◆ **Exercise task**: Reproduce every record exactly as it appears, but not the pictures.

◆ **Given data**:

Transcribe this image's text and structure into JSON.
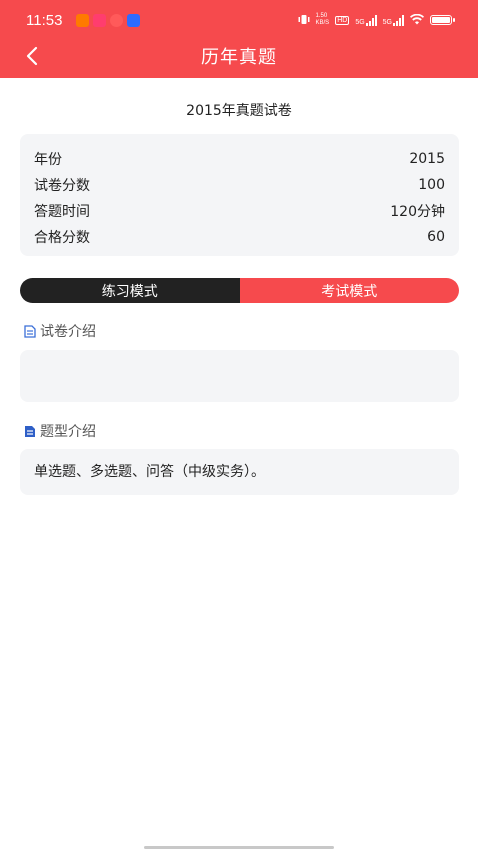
{
  "status": {
    "time": "11:53",
    "net_speed": "1.50\nKB/S",
    "hd": "HD",
    "sig1_label": "5G",
    "sig2_label": "5G",
    "app_colors": [
      "#ff7a00",
      "#ff3d6e",
      "#ff5a5a",
      "#2f6bff"
    ]
  },
  "nav": {
    "title": "历年真题"
  },
  "paper": {
    "title": "2015年真题试卷",
    "rows": [
      {
        "label": "年份",
        "value": "2015"
      },
      {
        "label": "试卷分数",
        "value": "100"
      },
      {
        "label": "答题时间",
        "value": "120分钟"
      },
      {
        "label": "合格分数",
        "value": "60"
      }
    ]
  },
  "modes": {
    "practice": "练习模式",
    "exam": "考试模式",
    "selected": "exam"
  },
  "sections": {
    "paper_intro": {
      "title": "试卷介绍",
      "content": ""
    },
    "question_intro": {
      "title": "题型介绍",
      "content": "单选题、多选题、问答（中级实务）。"
    }
  },
  "colors": {
    "accent": "#f64a4d",
    "dark": "#222222",
    "card_bg": "#f4f5f7",
    "icon_blue": "#3b6fd8"
  }
}
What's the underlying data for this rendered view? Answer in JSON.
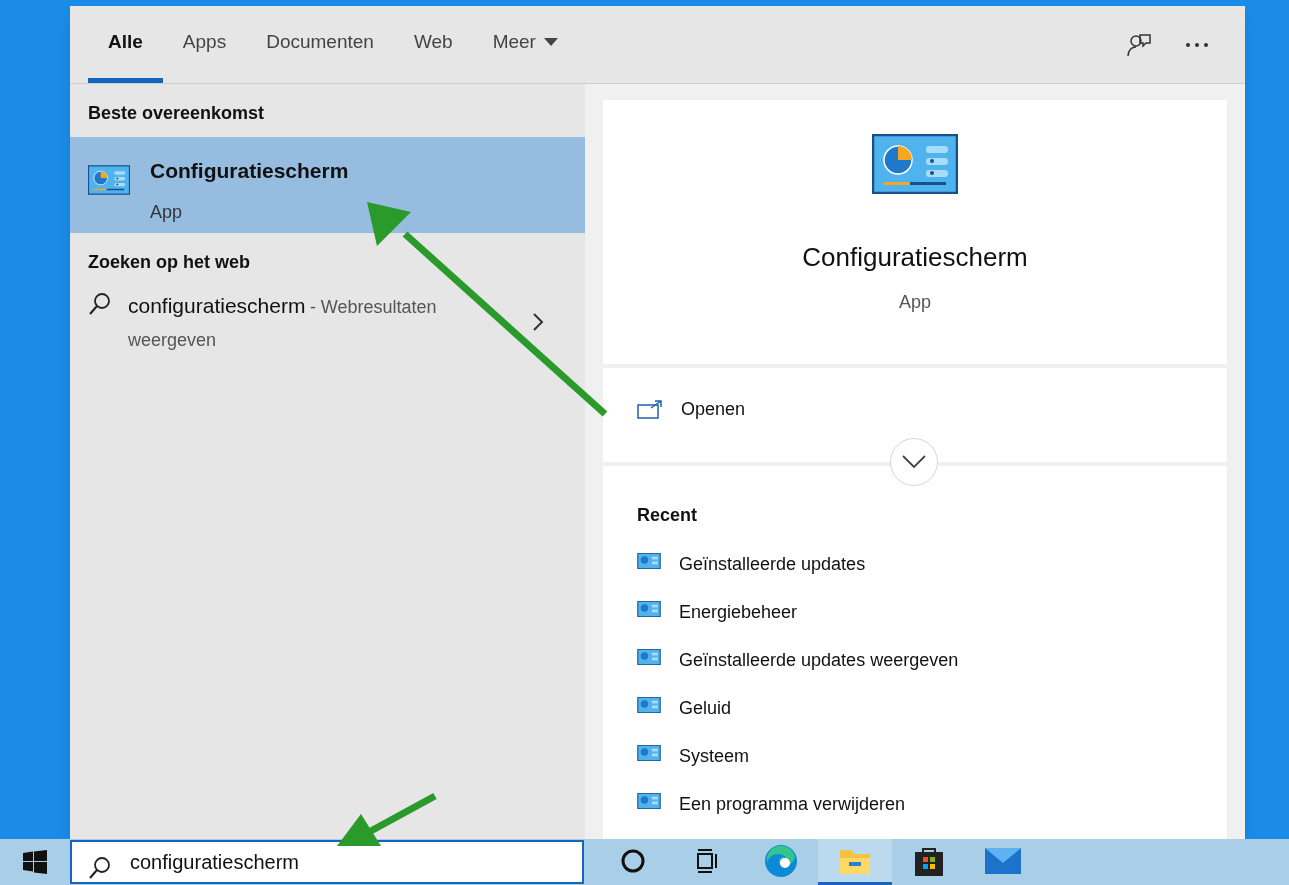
{
  "tabs": [
    {
      "label": "Alle",
      "selected": true
    },
    {
      "label": "Apps",
      "selected": false
    },
    {
      "label": "Documenten",
      "selected": false
    },
    {
      "label": "Web",
      "selected": false
    },
    {
      "label": "Meer",
      "selected": false,
      "kind": "dropdown"
    }
  ],
  "best_match": {
    "heading": "Beste overeenkomst",
    "title": "Configuratiescherm",
    "subtitle": "App",
    "selected": true
  },
  "web": {
    "heading": "Zoeken op het web",
    "query": "configuratiescherm",
    "suffix": "- Webresultaten weergeven"
  },
  "detail": {
    "title": "Configuratiescherm",
    "subtitle": "App",
    "action": "Openen",
    "recent_heading": "Recent",
    "recent": [
      "Geïnstalleerde updates",
      "Energiebeheer",
      "Geïnstalleerde updates weergeven",
      "Geluid",
      "Systeem",
      "Een programma verwijderen"
    ]
  },
  "search": {
    "value": "configuratiescherm"
  },
  "taskbar": [
    {
      "kind": "cortana",
      "running": false
    },
    {
      "kind": "taskview",
      "running": false
    },
    {
      "kind": "edge",
      "running": false
    },
    {
      "kind": "explorer",
      "running": true
    },
    {
      "kind": "store",
      "running": false
    },
    {
      "kind": "mail",
      "running": false
    }
  ]
}
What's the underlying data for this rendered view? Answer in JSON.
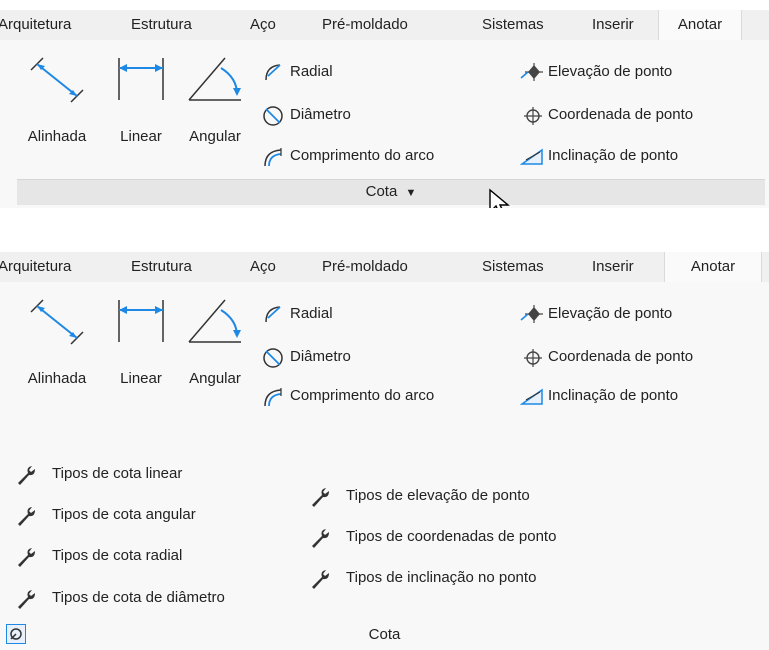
{
  "tabs": [
    "Arquitetura",
    "Estrutura",
    "Aço",
    "Pré-moldado",
    "Sistemas",
    "Inserir",
    "Anotar"
  ],
  "active_tab": "Anotar",
  "big_buttons": [
    "Alinhada",
    "Linear",
    "Angular"
  ],
  "small_left": [
    "Radial",
    "Diâmetro",
    "Comprimento do arco"
  ],
  "small_right": [
    "Elevação de ponto",
    "Coordenada de ponto",
    "Inclinação de ponto"
  ],
  "panel_title": "Cota",
  "dropdown_arrow": "▼",
  "expanded": {
    "types_left": [
      "Tipos de cota linear",
      "Tipos de cota angular",
      "Tipos de cota radial",
      "Tipos de cota de diâmetro"
    ],
    "types_right": [
      "Tipos de elevação de ponto",
      "Tipos de coordenadas de ponto",
      "Tipos de inclinação no ponto"
    ],
    "panel_title": "Cota"
  },
  "colors": {
    "accent": "#1e88e5",
    "tab_bg": "#f0f0f0",
    "ribbon_bg": "#f8f8f8",
    "panel_bar": "#e6e6e6"
  }
}
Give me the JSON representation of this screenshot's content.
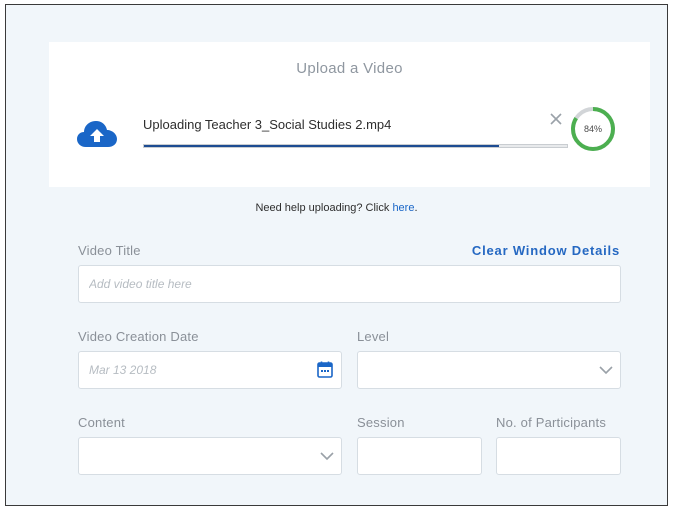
{
  "upload": {
    "heading": "Upload a Video",
    "file_label": "Uploading Teacher 3_Social Studies 2.mp4",
    "progress": 0.84,
    "progress_label": "84%"
  },
  "help": {
    "prefix": "Need help uploading? Click ",
    "link": "here",
    "suffix": "."
  },
  "form": {
    "clear_label": "Clear Window Details",
    "video_title": {
      "label": "Video Title",
      "placeholder": "Add video title here",
      "value": ""
    },
    "creation_date": {
      "label": "Video Creation Date",
      "placeholder": "Mar 13 2018",
      "value": ""
    },
    "level": {
      "label": "Level",
      "value": ""
    },
    "content": {
      "label": "Content",
      "value": ""
    },
    "session": {
      "label": "Session",
      "value": ""
    },
    "participants": {
      "label": "No. of Participants",
      "value": ""
    }
  },
  "colors": {
    "accent": "#1a66c7",
    "progress_bar": "#1d4c92",
    "progress_ring": "#4caf50",
    "background": "#f1f6fa"
  },
  "icons": {
    "upload": "cloud-upload-icon",
    "cancel": "close-icon",
    "calendar": "calendar-icon",
    "dropdown": "chevron-down-icon"
  }
}
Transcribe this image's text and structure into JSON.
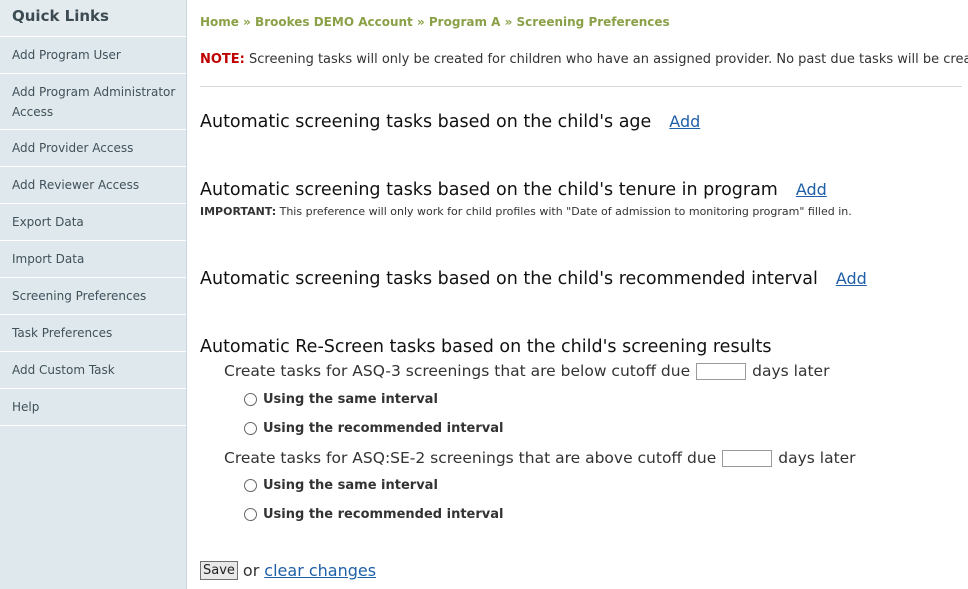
{
  "sidebar": {
    "title": "Quick Links",
    "items": [
      {
        "label": "Add Program User"
      },
      {
        "label": "Add Program Administrator Access"
      },
      {
        "label": "Add Provider Access"
      },
      {
        "label": "Add Reviewer Access"
      },
      {
        "label": "Export Data"
      },
      {
        "label": "Import Data"
      },
      {
        "label": "Screening Preferences"
      },
      {
        "label": "Task Preferences"
      },
      {
        "label": "Add Custom Task"
      },
      {
        "label": "Help"
      }
    ]
  },
  "breadcrumb": {
    "home": "Home",
    "account": "Brookes DEMO Account",
    "program": "Program A",
    "current": "Screening Preferences",
    "separator": " » "
  },
  "note": {
    "label": "NOTE:",
    "text": " Screening tasks will only be created for children who have an assigned provider. No past due tasks will be created."
  },
  "sections": {
    "age": {
      "title": "Automatic screening tasks based on the child's age",
      "add": "Add"
    },
    "tenure": {
      "title": "Automatic screening tasks based on the child's tenure in program",
      "add": "Add",
      "important_label": "IMPORTANT:",
      "important_text": " This preference will only work for child profiles with \"Date of admission to monitoring program\" filled in."
    },
    "interval": {
      "title": "Automatic screening tasks based on the child's recommended interval",
      "add": "Add"
    },
    "rescreen": {
      "title": "Automatic Re-Screen tasks based on the child's screening results",
      "asq3": {
        "prefix": "Create tasks for ASQ-3 screenings that are below cutoff due",
        "suffix": "days later",
        "value": "",
        "option_same": "Using the same interval",
        "option_recommended": "Using the recommended interval"
      },
      "asqse": {
        "prefix": "Create tasks for ASQ:SE-2 screenings that are above cutoff due",
        "suffix": "days later",
        "value": "",
        "option_same": "Using the same interval",
        "option_recommended": "Using the recommended interval"
      }
    }
  },
  "actions": {
    "save": "Save",
    "or": "or",
    "clear": "clear changes"
  }
}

◆ **Output of the exercise**:
Transcribe this image's text and structure into JSON.
{
  "status": {
    "time": "11:53",
    "net_speed": "1.50\nKB/S",
    "hd": "HD",
    "sig1_label": "5G",
    "sig2_label": "5G",
    "app_colors": [
      "#ff7a00",
      "#ff3d6e",
      "#ff5a5a",
      "#2f6bff"
    ]
  },
  "nav": {
    "title": "历年真题"
  },
  "paper": {
    "title": "2015年真题试卷",
    "rows": [
      {
        "label": "年份",
        "value": "2015"
      },
      {
        "label": "试卷分数",
        "value": "100"
      },
      {
        "label": "答题时间",
        "value": "120分钟"
      },
      {
        "label": "合格分数",
        "value": "60"
      }
    ]
  },
  "modes": {
    "practice": "练习模式",
    "exam": "考试模式",
    "selected": "exam"
  },
  "sections": {
    "paper_intro": {
      "title": "试卷介绍",
      "content": ""
    },
    "question_intro": {
      "title": "题型介绍",
      "content": "单选题、多选题、问答（中级实务）。"
    }
  },
  "colors": {
    "accent": "#f64a4d",
    "dark": "#222222",
    "card_bg": "#f4f5f7",
    "icon_blue": "#3b6fd8"
  }
}
What's the underlying data for this rendered view? Answer in JSON.
{
  "tabs": [
    {
      "label": "Alle",
      "selected": true
    },
    {
      "label": "Apps",
      "selected": false
    },
    {
      "label": "Documenten",
      "selected": false
    },
    {
      "label": "Web",
      "selected": false
    },
    {
      "label": "Meer",
      "selected": false,
      "kind": "dropdown"
    }
  ],
  "best_match": {
    "heading": "Beste overeenkomst",
    "title": "Configuratiescherm",
    "subtitle": "App",
    "selected": true
  },
  "web": {
    "heading": "Zoeken op het web",
    "query": "configuratiescherm",
    "suffix": "- Webresultaten weergeven"
  },
  "detail": {
    "title": "Configuratiescherm",
    "subtitle": "App",
    "action": "Openen",
    "recent_heading": "Recent",
    "recent": [
      "Geïnstalleerde updates",
      "Energiebeheer",
      "Geïnstalleerde updates weergeven",
      "Geluid",
      "Systeem",
      "Een programma verwijderen"
    ]
  },
  "search": {
    "value": "configuratiescherm"
  },
  "taskbar": [
    {
      "kind": "cortana",
      "running": false
    },
    {
      "kind": "taskview",
      "running": false
    },
    {
      "kind": "edge",
      "running": false
    },
    {
      "kind": "explorer",
      "running": true
    },
    {
      "kind": "store",
      "running": false
    },
    {
      "kind": "mail",
      "running": false
    }
  ]
}
What's the underlying data for this rendered view? Answer in JSON.
{
  "tabs": [
    "Arquitetura",
    "Estrutura",
    "Aço",
    "Pré-moldado",
    "Sistemas",
    "Inserir",
    "Anotar"
  ],
  "active_tab": "Anotar",
  "big_buttons": [
    "Alinhada",
    "Linear",
    "Angular"
  ],
  "small_left": [
    "Radial",
    "Diâmetro",
    "Comprimento do arco"
  ],
  "small_right": [
    "Elevação de ponto",
    "Coordenada de ponto",
    "Inclinação de ponto"
  ],
  "panel_title": "Cota",
  "dropdown_arrow": "▼",
  "expanded": {
    "types_left": [
      "Tipos de cota linear",
      "Tipos de cota angular",
      "Tipos de cota radial",
      "Tipos de cota de diâmetro"
    ],
    "types_right": [
      "Tipos de elevação de ponto",
      "Tipos de coordenadas de ponto",
      "Tipos de inclinação no ponto"
    ],
    "panel_title": "Cota"
  },
  "colors": {
    "accent": "#1e88e5",
    "tab_bg": "#f0f0f0",
    "ribbon_bg": "#f8f8f8",
    "panel_bar": "#e6e6e6"
  }
}
Give me the JSON representation of this screenshot's content.
{
  "upload": {
    "heading": "Upload a Video",
    "file_label": "Uploading Teacher 3_Social Studies 2.mp4",
    "progress": 0.84,
    "progress_label": "84%"
  },
  "help": {
    "prefix": "Need help uploading? Click ",
    "link": "here",
    "suffix": "."
  },
  "form": {
    "clear_label": "Clear Window Details",
    "video_title": {
      "label": "Video Title",
      "placeholder": "Add video title here",
      "value": ""
    },
    "creation_date": {
      "label": "Video Creation Date",
      "placeholder": "Mar 13 2018",
      "value": ""
    },
    "level": {
      "label": "Level",
      "value": ""
    },
    "content": {
      "label": "Content",
      "value": ""
    },
    "session": {
      "label": "Session",
      "value": ""
    },
    "participants": {
      "label": "No. of Participants",
      "value": ""
    }
  },
  "colors": {
    "accent": "#1a66c7",
    "progress_bar": "#1d4c92",
    "progress_ring": "#4caf50",
    "background": "#f1f6fa"
  },
  "icons": {
    "upload": "cloud-upload-icon",
    "cancel": "close-icon",
    "calendar": "calendar-icon",
    "dropdown": "chevron-down-icon"
  }
}
Transcribe this image's text and structure into JSON.
{
  "sidebar": {
    "title": "Quick Links",
    "items": [
      {
        "label": "Add Program User"
      },
      {
        "label": "Add Program Administrator Access"
      },
      {
        "label": "Add Provider Access"
      },
      {
        "label": "Add Reviewer Access"
      },
      {
        "label": "Export Data"
      },
      {
        "label": "Import Data"
      },
      {
        "label": "Screening Preferences"
      },
      {
        "label": "Task Preferences"
      },
      {
        "label": "Add Custom Task"
      },
      {
        "label": "Help"
      }
    ]
  },
  "breadcrumb": {
    "home": "Home",
    "account": "Brookes DEMO Account",
    "program": "Program A",
    "current": "Screening Preferences",
    "separator": " » "
  },
  "note": {
    "label": "NOTE:",
    "text": " Screening tasks will only be created for children who have an assigned provider. No past due tasks will be created."
  },
  "sections": {
    "age": {
      "title": "Automatic screening tasks based on the child's age",
      "add": "Add"
    },
    "tenure": {
      "title": "Automatic screening tasks based on the child's tenure in program",
      "add": "Add",
      "important_label": "IMPORTANT:",
      "important_text": " This preference will only work for child profiles with \"Date of admission to monitoring program\" filled in."
    },
    "interval": {
      "title": "Automatic screening tasks based on the child's recommended interval",
      "add": "Add"
    },
    "rescreen": {
      "title": "Automatic Re-Screen tasks based on the child's screening results",
      "asq3": {
        "prefix": "Create tasks for ASQ-3 screenings that are below cutoff due",
        "suffix": "days later",
        "value": "",
        "option_same": "Using the same interval",
        "option_recommended": "Using the recommended interval"
      },
      "asqse": {
        "prefix": "Create tasks for ASQ:SE-2 screenings that are above cutoff due",
        "suffix": "days later",
        "value": "",
        "option_same": "Using the same interval",
        "option_recommended": "Using the recommended interval"
      }
    }
  },
  "actions": {
    "save": "Save",
    "or": "or",
    "clear": "clear changes"
  }
}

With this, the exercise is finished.